# [AIM OF THE EXERCISE]
Each entry has to be copied exactly, with nothing missed.

# [THE INPUT]

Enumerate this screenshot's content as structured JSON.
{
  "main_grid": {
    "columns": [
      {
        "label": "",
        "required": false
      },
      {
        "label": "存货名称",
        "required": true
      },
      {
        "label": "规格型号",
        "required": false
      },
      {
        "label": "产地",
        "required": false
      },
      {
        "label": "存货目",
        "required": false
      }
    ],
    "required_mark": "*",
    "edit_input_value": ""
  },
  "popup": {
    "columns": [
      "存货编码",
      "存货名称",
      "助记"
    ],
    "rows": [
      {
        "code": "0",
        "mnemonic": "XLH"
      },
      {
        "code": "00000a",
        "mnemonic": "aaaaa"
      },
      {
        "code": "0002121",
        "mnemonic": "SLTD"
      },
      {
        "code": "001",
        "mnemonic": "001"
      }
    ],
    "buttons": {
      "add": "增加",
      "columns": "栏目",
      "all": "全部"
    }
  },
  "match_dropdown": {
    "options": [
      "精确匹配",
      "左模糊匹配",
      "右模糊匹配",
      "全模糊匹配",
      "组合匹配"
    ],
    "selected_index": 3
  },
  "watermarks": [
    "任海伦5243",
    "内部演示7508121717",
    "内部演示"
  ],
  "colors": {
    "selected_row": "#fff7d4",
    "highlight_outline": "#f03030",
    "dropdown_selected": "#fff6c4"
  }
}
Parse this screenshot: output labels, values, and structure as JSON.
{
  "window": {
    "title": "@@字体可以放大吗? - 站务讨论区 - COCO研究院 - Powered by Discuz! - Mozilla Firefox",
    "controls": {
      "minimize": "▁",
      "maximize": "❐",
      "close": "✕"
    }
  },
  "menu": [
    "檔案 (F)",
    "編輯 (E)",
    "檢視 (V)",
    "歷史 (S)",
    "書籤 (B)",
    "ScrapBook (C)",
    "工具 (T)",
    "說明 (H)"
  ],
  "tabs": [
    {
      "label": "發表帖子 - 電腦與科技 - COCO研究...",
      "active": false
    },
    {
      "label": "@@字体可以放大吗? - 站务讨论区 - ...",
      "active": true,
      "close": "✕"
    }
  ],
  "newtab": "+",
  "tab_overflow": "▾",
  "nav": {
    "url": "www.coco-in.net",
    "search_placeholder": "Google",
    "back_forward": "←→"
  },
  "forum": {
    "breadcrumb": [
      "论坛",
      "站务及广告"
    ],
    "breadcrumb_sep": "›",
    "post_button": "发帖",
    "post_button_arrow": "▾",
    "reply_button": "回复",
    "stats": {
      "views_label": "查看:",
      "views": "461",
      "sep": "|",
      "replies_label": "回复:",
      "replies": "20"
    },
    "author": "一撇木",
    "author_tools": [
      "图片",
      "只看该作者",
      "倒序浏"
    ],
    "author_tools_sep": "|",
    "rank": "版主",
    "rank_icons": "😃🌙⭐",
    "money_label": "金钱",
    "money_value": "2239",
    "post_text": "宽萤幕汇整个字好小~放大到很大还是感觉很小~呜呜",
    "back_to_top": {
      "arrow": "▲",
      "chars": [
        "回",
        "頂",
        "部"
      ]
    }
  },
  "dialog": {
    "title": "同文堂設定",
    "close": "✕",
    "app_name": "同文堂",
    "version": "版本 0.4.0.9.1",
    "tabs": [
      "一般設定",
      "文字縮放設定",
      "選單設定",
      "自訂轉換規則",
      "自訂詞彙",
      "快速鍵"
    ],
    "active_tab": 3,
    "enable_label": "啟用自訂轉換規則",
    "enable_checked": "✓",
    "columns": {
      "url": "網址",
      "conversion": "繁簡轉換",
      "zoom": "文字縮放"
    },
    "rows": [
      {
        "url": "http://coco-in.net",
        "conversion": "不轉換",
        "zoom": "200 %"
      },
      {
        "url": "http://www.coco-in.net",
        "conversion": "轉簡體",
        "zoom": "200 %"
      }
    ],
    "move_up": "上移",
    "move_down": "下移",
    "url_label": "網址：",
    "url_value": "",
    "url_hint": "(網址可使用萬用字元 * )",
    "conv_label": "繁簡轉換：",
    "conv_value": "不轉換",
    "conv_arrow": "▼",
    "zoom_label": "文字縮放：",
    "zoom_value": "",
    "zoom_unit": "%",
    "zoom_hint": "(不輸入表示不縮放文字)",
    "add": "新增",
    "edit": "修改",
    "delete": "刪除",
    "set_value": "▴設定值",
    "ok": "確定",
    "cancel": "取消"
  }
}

# [WRITTEN SOLUTION]
Enumerate this screenshot's content as structured JSON.
{
  "main_grid": {
    "columns": [
      {
        "label": "",
        "required": false
      },
      {
        "label": "存货名称",
        "required": true
      },
      {
        "label": "规格型号",
        "required": false
      },
      {
        "label": "产地",
        "required": false
      },
      {
        "label": "存货目",
        "required": false
      }
    ],
    "required_mark": "*",
    "edit_input_value": ""
  },
  "popup": {
    "columns": [
      "存货编码",
      "存货名称",
      "助记"
    ],
    "rows": [
      {
        "code": "0",
        "mnemonic": "XLH"
      },
      {
        "code": "00000a",
        "mnemonic": "aaaaa"
      },
      {
        "code": "0002121",
        "mnemonic": "SLTD"
      },
      {
        "code": "001",
        "mnemonic": "001"
      }
    ],
    "buttons": {
      "add": "增加",
      "columns": "栏目",
      "all": "全部"
    }
  },
  "match_dropdown": {
    "options": [
      "精确匹配",
      "左模糊匹配",
      "右模糊匹配",
      "全模糊匹配",
      "组合匹配"
    ],
    "selected_index": 3
  },
  "watermarks": [
    "任海伦5243",
    "内部演示7508121717",
    "内部演示"
  ],
  "colors": {
    "selected_row": "#fff7d4",
    "highlight_outline": "#f03030",
    "dropdown_selected": "#fff6c4"
  }
}
Parse this screenshot: output labels, values, and structure as JSON.
{
  "window": {
    "title": "@@字体可以放大吗? - 站务讨论区 - COCO研究院 - Powered by Discuz! - Mozilla Firefox",
    "controls": {
      "minimize": "▁",
      "maximize": "❐",
      "close": "✕"
    }
  },
  "menu": [
    "檔案 (F)",
    "編輯 (E)",
    "檢視 (V)",
    "歷史 (S)",
    "書籤 (B)",
    "ScrapBook (C)",
    "工具 (T)",
    "說明 (H)"
  ],
  "tabs": [
    {
      "label": "發表帖子 - 電腦與科技 - COCO研究...",
      "active": false
    },
    {
      "label": "@@字体可以放大吗? - 站务讨论区 - ...",
      "active": true,
      "close": "✕"
    }
  ],
  "newtab": "+",
  "tab_overflow": "▾",
  "nav": {
    "url": "www.coco-in.net",
    "search_placeholder": "Google",
    "back_forward": "←→"
  },
  "forum": {
    "breadcrumb": [
      "论坛",
      "站务及广告"
    ],
    "breadcrumb_sep": "›",
    "post_button": "发帖",
    "post_button_arrow": "▾",
    "reply_button": "回复",
    "stats": {
      "views_label": "查看:",
      "views": "461",
      "sep": "|",
      "replies_label": "回复:",
      "replies": "20"
    },
    "author": "一撇木",
    "author_tools": [
      "图片",
      "只看该作者",
      "倒序浏"
    ],
    "author_tools_sep": "|",
    "rank": "版主",
    "rank_icons": "😃🌙⭐",
    "money_label": "金钱",
    "money_value": "2239",
    "post_text": "宽萤幕汇整个字好小~放大到很大还是感觉很小~呜呜",
    "back_to_top": {
      "arrow": "▲",
      "chars": [
        "回",
        "頂",
        "部"
      ]
    }
  },
  "dialog": {
    "title": "同文堂設定",
    "close": "✕",
    "app_name": "同文堂",
    "version": "版本 0.4.0.9.1",
    "tabs": [
      "一般設定",
      "文字縮放設定",
      "選單設定",
      "自訂轉換規則",
      "自訂詞彙",
      "快速鍵"
    ],
    "active_tab": 3,
    "enable_label": "啟用自訂轉換規則",
    "enable_checked": "✓",
    "columns": {
      "url": "網址",
      "conversion": "繁簡轉換",
      "zoom": "文字縮放"
    },
    "rows": [
      {
        "url": "http://coco-in.net",
        "conversion": "不轉換",
        "zoom": "200 %"
      },
      {
        "url": "http://www.coco-in.net",
        "conversion": "轉簡體",
        "zoom": "200 %"
      }
    ],
    "move_up": "上移",
    "move_down": "下移",
    "url_label": "網址：",
    "url_value": "",
    "url_hint": "(網址可使用萬用字元 * )",
    "conv_label": "繁簡轉換：",
    "conv_value": "不轉換",
    "conv_arrow": "▼",
    "zoom_label": "文字縮放：",
    "zoom_value": "",
    "zoom_unit": "%",
    "zoom_hint": "(不輸入表示不縮放文字)",
    "add": "新增",
    "edit": "修改",
    "delete": "刪除",
    "set_value": "▴設定值",
    "ok": "確定",
    "cancel": "取消"
  }
}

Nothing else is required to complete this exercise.